▶ Given entries
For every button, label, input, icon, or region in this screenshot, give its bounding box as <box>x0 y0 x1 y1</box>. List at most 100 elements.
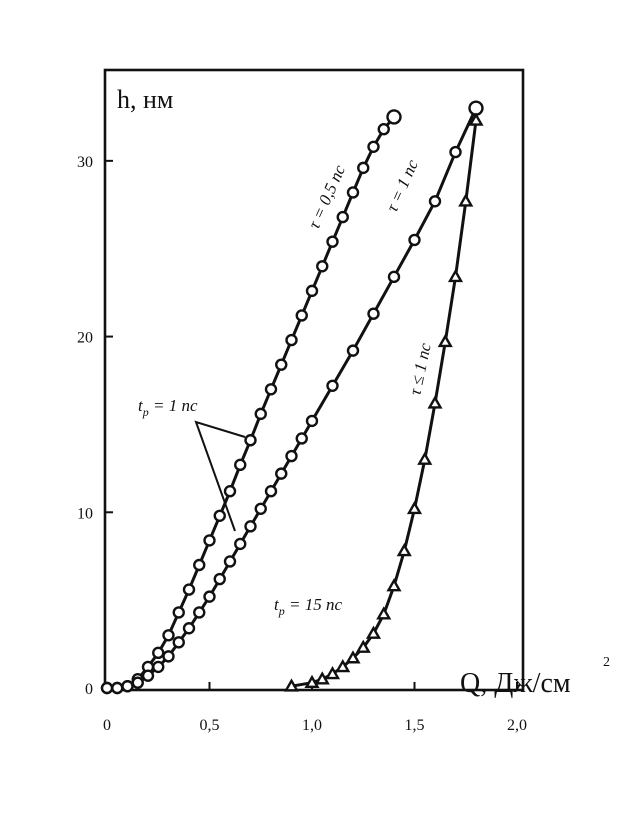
data-point <box>417 451 433 465</box>
data-point <box>234 458 247 472</box>
x-tick-label: 1,5 <box>405 717 425 734</box>
data-point <box>285 333 298 347</box>
x-tick-label: 0,5 <box>200 717 220 734</box>
data-point <box>152 660 165 674</box>
annotation-tp-1-sub: p <box>142 405 149 419</box>
y-axis-label: h, нм <box>117 85 173 114</box>
data-point <box>234 537 247 551</box>
series-2 <box>100 100 484 695</box>
data-point <box>275 467 288 480</box>
x-tick-label: 0 <box>103 717 111 734</box>
data-point <box>386 109 402 125</box>
data-point <box>111 681 124 695</box>
data-point <box>346 186 360 199</box>
data-point <box>193 558 206 572</box>
data-point <box>326 379 339 392</box>
data-point <box>223 485 237 498</box>
data-point <box>264 485 278 498</box>
data-point <box>376 606 392 620</box>
data-point <box>447 268 464 283</box>
data-point <box>223 555 237 568</box>
data-point <box>172 636 185 649</box>
data-point <box>152 646 165 660</box>
y-tick-label: 20 <box>77 330 93 347</box>
data-point <box>203 590 216 603</box>
data-point <box>345 650 361 664</box>
data-point <box>377 123 390 136</box>
data-point <box>427 395 443 409</box>
data-point <box>182 622 196 635</box>
data-point <box>305 414 319 428</box>
data-point <box>244 434 257 447</box>
data-point <box>428 195 442 208</box>
data-point <box>396 543 412 557</box>
data-point <box>355 639 371 653</box>
annotation-tp-15: tp = 15 пс <box>274 595 342 618</box>
data-point <box>437 333 453 348</box>
annotation-tp-15-sub: p <box>278 604 285 618</box>
data-point <box>314 671 330 685</box>
data-point <box>335 658 351 673</box>
x-tick-label: 2,0 <box>507 717 527 734</box>
data-point <box>295 309 308 322</box>
data-point <box>346 344 360 357</box>
annotation-tp-15-t: t <box>274 595 280 614</box>
data-point <box>254 502 267 515</box>
data-point <box>449 145 462 159</box>
data-point <box>121 680 134 693</box>
data-point <box>172 606 185 619</box>
data-point <box>408 233 421 247</box>
y-tick-label: 10 <box>77 505 93 522</box>
x-axis-label: Q, Дж/см <box>460 668 571 699</box>
data-point <box>406 500 423 515</box>
data-point <box>162 650 175 663</box>
data-point <box>193 606 206 619</box>
x-tick-label: 1,0 <box>302 717 322 734</box>
axes-frame <box>103 68 525 692</box>
y-tick-label: 30 <box>77 154 93 171</box>
data-point <box>357 161 370 175</box>
data-point <box>336 210 349 224</box>
annotation-tp-1-t: t <box>138 396 144 415</box>
data-point <box>324 666 341 680</box>
plot-area <box>103 68 525 692</box>
data-point <box>285 449 298 463</box>
annotation-tp-1-rest: = 1 пс <box>149 396 198 415</box>
data-point <box>387 270 401 284</box>
data-point <box>365 625 382 639</box>
series-layer <box>100 100 484 695</box>
data-point <box>203 534 216 547</box>
data-point <box>182 583 196 596</box>
data-point <box>264 383 278 396</box>
data-point <box>213 572 226 586</box>
x-axis-label-superscript: 2 <box>603 655 610 670</box>
y-tick-label: 0 <box>85 681 93 698</box>
annotation-tp-1: tp = 1 пс <box>138 396 246 532</box>
data-point <box>295 432 308 445</box>
data-point <box>367 307 380 320</box>
data-point <box>100 681 114 695</box>
data-point <box>254 407 267 421</box>
data-point <box>141 669 155 682</box>
svg-text:tp = 1 пс: tp = 1 пс <box>138 396 198 419</box>
data-point <box>468 112 484 126</box>
data-point <box>131 676 144 689</box>
data-point <box>304 674 320 689</box>
annotation-tau-le-1: τ ≤ 1 пс <box>405 341 435 397</box>
data-point <box>275 358 288 371</box>
data-point <box>316 260 329 273</box>
data-point <box>458 193 474 207</box>
data-point <box>386 578 402 592</box>
data-point <box>367 140 380 154</box>
annotation-leader-lines <box>194 420 246 532</box>
data-point <box>283 678 300 692</box>
series-3 <box>283 112 484 692</box>
annotation-tau-1: τ = 1 пс <box>382 156 422 214</box>
annotation-tp-15-rest: = 15 пс <box>285 595 343 614</box>
data-point <box>162 629 175 642</box>
data-point <box>213 509 226 522</box>
data-point <box>305 284 319 298</box>
data-point <box>244 520 257 533</box>
data-point <box>326 235 339 248</box>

▶ Work required
Reproduce, unchanged, the lines of the material from the one containing "data-point <box>417 451 433 465</box>" through the one containing "data-point <box>346 186 360 199</box>", including both of those lines.

▶ Expected answer
data-point <box>417 451 433 465</box>
data-point <box>234 458 247 472</box>
x-tick-label: 1,5 <box>405 717 425 734</box>
data-point <box>285 333 298 347</box>
x-tick-label: 0,5 <box>200 717 220 734</box>
data-point <box>152 660 165 674</box>
annotation-tp-1-sub: p <box>142 405 149 419</box>
y-axis-label: h, нм <box>117 85 173 114</box>
data-point <box>234 537 247 551</box>
series-2 <box>100 100 484 695</box>
data-point <box>275 467 288 480</box>
x-tick-label: 0 <box>103 717 111 734</box>
data-point <box>386 109 402 125</box>
data-point <box>111 681 124 695</box>
data-point <box>346 186 360 199</box>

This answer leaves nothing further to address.